• **Aim of the task**
Copy the data entries verbatim from the beginning through the line containing "is w=560 h=425.", with both ends included. Omit the pictures from your copy.
** START Material provided **
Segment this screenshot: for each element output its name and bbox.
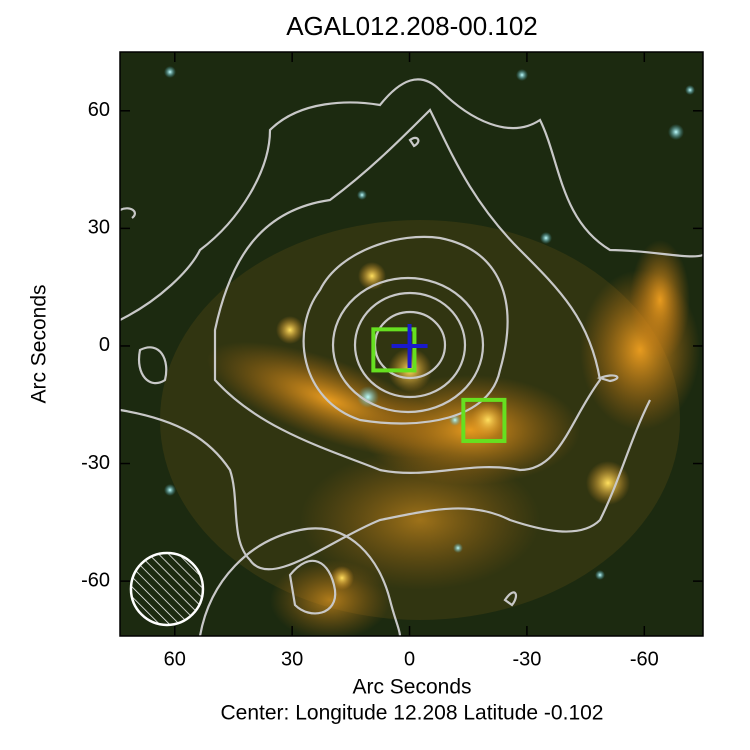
caption: Center: Longitude 12.208 Latitude -0.102 (221, 702, 604, 725)
y-axis-label: Arc Seconds (28, 284, 51, 403)
chart-title: AGAL012.208-00.102 (286, 11, 538, 41)
source-square (461, 397, 507, 443)
source-square (371, 327, 417, 373)
x-tick-label: 30 (281, 648, 303, 670)
y-tick-label: 0 (99, 334, 110, 356)
plot-frame (119, 51, 704, 637)
x-tick-label: -60 (630, 648, 659, 670)
x-tick-label: -30 (512, 648, 541, 670)
x-axis-label: Arc Seconds (352, 676, 471, 699)
image (120, 52, 703, 636)
y-tick-label: 60 (88, 99, 110, 121)
y-tick-label: 30 (88, 217, 110, 239)
beam (129, 551, 205, 627)
y-tick-label: -60 (81, 569, 110, 591)
x-tick-label: 60 (164, 648, 186, 670)
y-tick-label: -30 (81, 452, 110, 474)
x-tick-label: 0 (404, 648, 415, 670)
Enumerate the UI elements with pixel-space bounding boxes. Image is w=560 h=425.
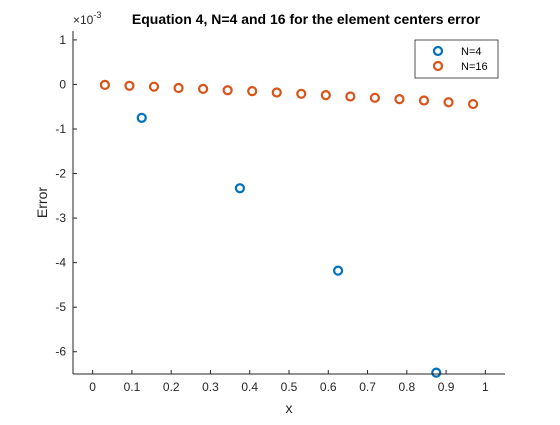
x-tick-label: 0.2 (163, 380, 180, 394)
data-point (173, 82, 184, 94)
data-point (136, 112, 147, 123)
x-tick-label: 0.7 (359, 380, 376, 394)
x-tick-label: 0.9 (438, 380, 455, 394)
axes: 0 0.1 0.2 0.3 0.4 0.5 0.6 0.7 0.8 0.9 1 -6 -5 -4 -3 -2 -… (55, 31, 505, 394)
y-axis-label: Error (34, 187, 50, 218)
data-point (197, 83, 209, 95)
data-point (271, 87, 282, 98)
data-point (234, 183, 246, 194)
series-0 (136, 112, 442, 378)
data-point (296, 88, 307, 99)
legend-label: N=16 (461, 61, 488, 73)
legend-marker (432, 60, 444, 72)
data-point (467, 98, 479, 110)
y-exponent-label: ×10-3 (73, 10, 101, 27)
x-tick-label: 0.4 (241, 380, 258, 394)
y-tick-label: 0 (59, 77, 66, 91)
data-point (345, 91, 356, 102)
series-1 (99, 79, 479, 110)
data-point (394, 94, 405, 105)
y-tick-label: -6 (55, 345, 66, 359)
data-point (431, 367, 442, 378)
chart-title: Equation 4, N=4 and 16 for the element c… (132, 11, 481, 27)
x-tick-label: 0 (89, 380, 96, 394)
data-point (332, 265, 344, 276)
data-point (320, 90, 331, 101)
data-point (369, 92, 381, 103)
legend: N=4 N=16 (414, 39, 499, 79)
data-point (247, 86, 258, 97)
legend-marker (432, 45, 444, 57)
data-point (443, 97, 454, 108)
data-point (148, 81, 160, 92)
x-tick-label: 0.5 (281, 380, 298, 394)
x-tick-label: 0.8 (398, 380, 415, 394)
y-exponent-power: -3 (93, 10, 101, 20)
x-tick-label: 0.1 (124, 380, 141, 394)
plot-area (73, 31, 505, 374)
y-tick-label: -1 (55, 122, 66, 136)
data-point (124, 80, 135, 91)
y-tick-label: -4 (55, 256, 66, 270)
y-tick-label: -2 (55, 167, 66, 181)
y-tick-label: -5 (55, 300, 66, 314)
y-tick-label: 1 (59, 33, 66, 47)
x-tick-label: 0.6 (320, 380, 337, 394)
x-axis-label: x (286, 400, 293, 416)
x-tick-label: 1 (482, 380, 489, 394)
x-tick-label: 0.3 (202, 380, 219, 394)
data-point (222, 85, 233, 96)
data-marks (99, 79, 479, 378)
data-point (99, 79, 111, 91)
legend-box (414, 39, 499, 79)
legend-label: N=4 (461, 46, 482, 58)
y-tick-label: -3 (55, 211, 66, 225)
data-point (418, 95, 430, 106)
y-exponent-base: ×10 (73, 13, 94, 27)
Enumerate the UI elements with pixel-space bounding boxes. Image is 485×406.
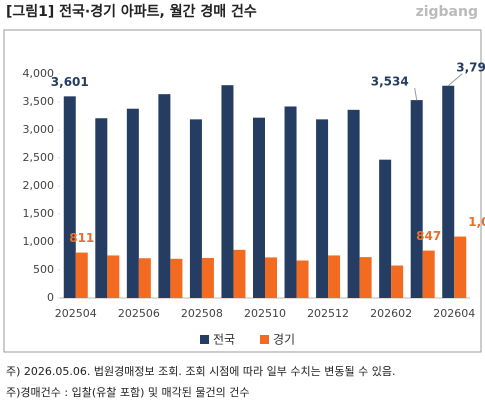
bar [138,258,151,298]
x-tick-label: 202508 [181,307,223,320]
bar [410,100,423,298]
bar [201,257,214,298]
y-tick-label: 1,000 [23,235,55,248]
bar [265,257,277,298]
bar [442,85,455,298]
bar [391,265,404,298]
x-tick-label: 202512 [307,307,349,320]
bar [75,252,88,298]
bar [95,118,108,299]
y-tick-label: 3,000 [23,123,55,136]
data-label: 3,534 [371,75,409,89]
bar [126,108,139,298]
y-tick-label: 500 [33,263,54,276]
bar [233,249,246,298]
bar [107,255,120,298]
data-label: 3,601 [51,75,89,89]
x-tick-label: 202504 [55,307,97,320]
y-tick-label: 1,500 [23,207,55,220]
legend-swatch [260,335,269,344]
data-label: 847 [416,229,441,243]
bar [347,109,360,298]
data-label: 1,097 [468,215,485,229]
bar [328,255,341,298]
data-label: 811 [69,231,94,245]
bar [158,94,171,298]
leader-line [447,73,463,87]
leader-line [414,88,418,101]
note: 주) 2026.05.06. 법원경매정보 조회. 조회 시점에 따라 일부 수… [6,364,395,378]
note: 주)경매건수 : 입찰(유찰 포함) 및 매각된 물건의 건수 [6,386,249,399]
bar [63,96,76,299]
bar [422,250,435,298]
bar [253,117,265,299]
bar [359,257,372,298]
bar [221,85,234,298]
bar [454,236,467,298]
bar [284,106,297,298]
legend-label: 전국 [213,333,235,347]
legend-label: 경기 [273,333,295,347]
chart-frame [3,29,482,353]
x-tick-label: 202604 [433,307,475,320]
logo: zigbang [416,4,478,20]
x-tick-label: 202506 [118,307,160,320]
chart-title: [그림1] 전국·경기 아파트, 월간 경매 건수 [6,3,257,20]
bar [170,258,183,298]
y-tick-label: 2,500 [23,151,55,164]
y-tick-label: 4,000 [23,67,55,80]
x-tick-label: 202602 [370,307,412,320]
legend-swatch [200,335,209,344]
bar [189,119,202,298]
bar [379,159,392,298]
data-label: 3,790 [456,60,485,74]
x-tick-label: 202510 [244,307,286,320]
y-tick-label: 3,500 [23,95,55,108]
bar [316,119,329,298]
y-tick-label: 2,000 [23,179,55,192]
bar [296,260,309,298]
y-tick-label: 0 [47,291,54,304]
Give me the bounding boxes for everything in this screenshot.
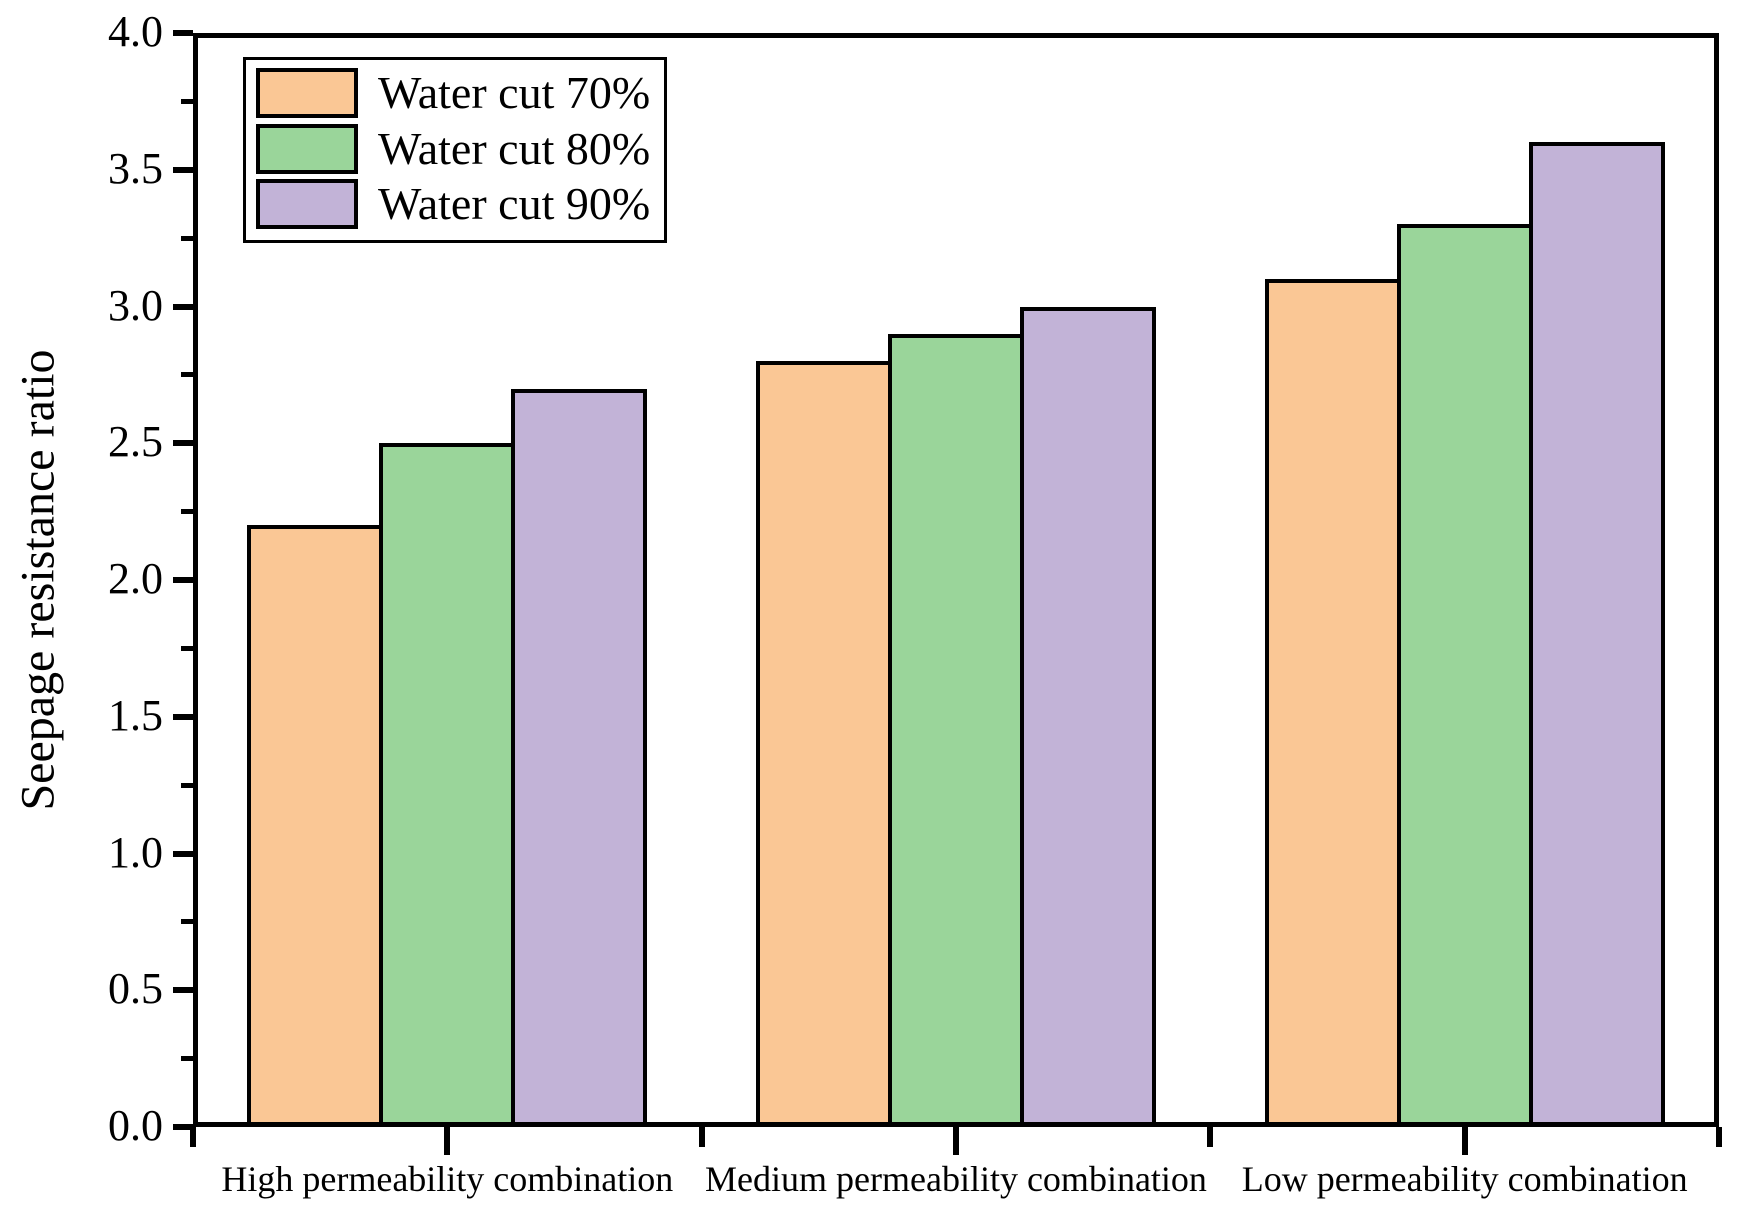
- bar: [755, 361, 892, 1127]
- y-major-tick: [173, 440, 193, 447]
- x-boundary-tick: [1716, 1127, 1722, 1147]
- bar: [1264, 279, 1401, 1127]
- x-category-label: Medium permeability combination: [705, 1159, 1207, 1199]
- bar-group: [1210, 33, 1719, 1127]
- y-tick-label: 3.0: [108, 280, 163, 330]
- legend-swatch: [256, 123, 358, 174]
- bar: [247, 525, 384, 1127]
- y-major-tick: [173, 1124, 193, 1130]
- y-minor-tick: [181, 509, 193, 515]
- bar: [511, 388, 648, 1127]
- y-tick-label: 0.0: [108, 1101, 163, 1151]
- bar: [1396, 224, 1533, 1127]
- x-center-tick: [1461, 1127, 1468, 1155]
- plot-area: 0.0 0.5 1.0 1.5 2.0 2.5 3.0 3.5 4.0 Water cut 70…: [108, 10, 1722, 1199]
- y-major-tick: [173, 850, 193, 857]
- x-category-label: High permeability combination: [221, 1159, 674, 1199]
- y-major-tick: [173, 30, 193, 36]
- bar-group: [193, 33, 702, 1127]
- legend-label: Water cut 80%: [378, 122, 651, 174]
- bar-group: [702, 33, 1211, 1127]
- legend-item: Water cut 80%: [256, 122, 651, 175]
- legend-label: Water cut 70%: [378, 67, 651, 118]
- bar: [1528, 142, 1665, 1127]
- legend-swatch: [256, 179, 358, 230]
- y-minor-tick: [181, 919, 193, 925]
- legend: Water cut 70% Water cut 80% Water cut 90%: [243, 57, 668, 243]
- legend-item: Water cut 90%: [256, 179, 650, 230]
- y-minor-tick: [181, 782, 193, 788]
- y-major-tick: [173, 303, 193, 310]
- y-major-tick: [173, 577, 193, 583]
- y-major-tick: [173, 987, 193, 994]
- y-minor-tick: [181, 372, 193, 378]
- y-minor-tick: [181, 1056, 193, 1062]
- legend-item: Water cut 70%: [256, 67, 651, 119]
- y-minor-tick: [181, 645, 193, 651]
- bar: [887, 333, 1024, 1127]
- x-boundary-tick: [698, 1127, 705, 1147]
- y-tick-label: 4.0: [108, 7, 163, 57]
- x-category-label: Low permeability combination: [1241, 1159, 1688, 1199]
- y-major-tick: [173, 166, 193, 173]
- legend-label: Water cut 90%: [378, 178, 651, 230]
- y-minor-tick: [181, 235, 193, 241]
- legend-swatch: [256, 68, 358, 119]
- y-tick-label: 2.5: [108, 417, 163, 467]
- bar: [1019, 306, 1156, 1127]
- y-tick-label: 2.0: [108, 554, 163, 604]
- x-boundary-tick: [190, 1127, 196, 1147]
- y-tick-label: 1.0: [108, 827, 163, 877]
- x-center-tick: [953, 1127, 959, 1155]
- y-minor-tick: [181, 98, 193, 104]
- y-axis-labels: 0.0 0.5 1.0 1.5 2.0 2.5 3.0 3.5 4.0: [43, 10, 163, 1148]
- y-tick-label: 0.5: [108, 964, 163, 1014]
- y-tick-label: 1.5: [108, 690, 163, 740]
- x-boundary-tick: [1207, 1127, 1214, 1147]
- bar: [379, 443, 516, 1127]
- x-center-tick: [444, 1127, 451, 1155]
- y-tick-label: 3.5: [108, 143, 163, 193]
- y-major-tick: [173, 713, 193, 720]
** END Material provided **
• **Exercise response**
Segment this screenshot: for each element output its name and bbox.
caption: Center: Longitude 12.208 Latitude -0.102 (221, 702, 604, 725)
y-axis-label: Arc Seconds (28, 284, 51, 403)
chart-title: AGAL012.208-00.102 (286, 11, 538, 41)
source-square (461, 397, 507, 443)
source-square (371, 327, 417, 373)
x-tick-label: 30 (281, 648, 303, 670)
y-tick-label: 0 (99, 334, 110, 356)
plot-frame (119, 51, 704, 637)
x-tick-label: -60 (630, 648, 659, 670)
x-tick-label: -30 (512, 648, 541, 670)
x-axis-label: Arc Seconds (352, 676, 471, 699)
image (120, 52, 703, 636)
y-tick-label: 60 (88, 99, 110, 121)
y-tick-label: 30 (88, 217, 110, 239)
beam (129, 551, 205, 627)
y-tick-label: -60 (81, 569, 110, 591)
x-tick-label: 60 (164, 648, 186, 670)
y-tick-label: -30 (81, 452, 110, 474)
x-tick-label: 0 (404, 648, 415, 670)
Enumerate the UI elements with pixel-space bounding boxes. Image is w=560 h=425.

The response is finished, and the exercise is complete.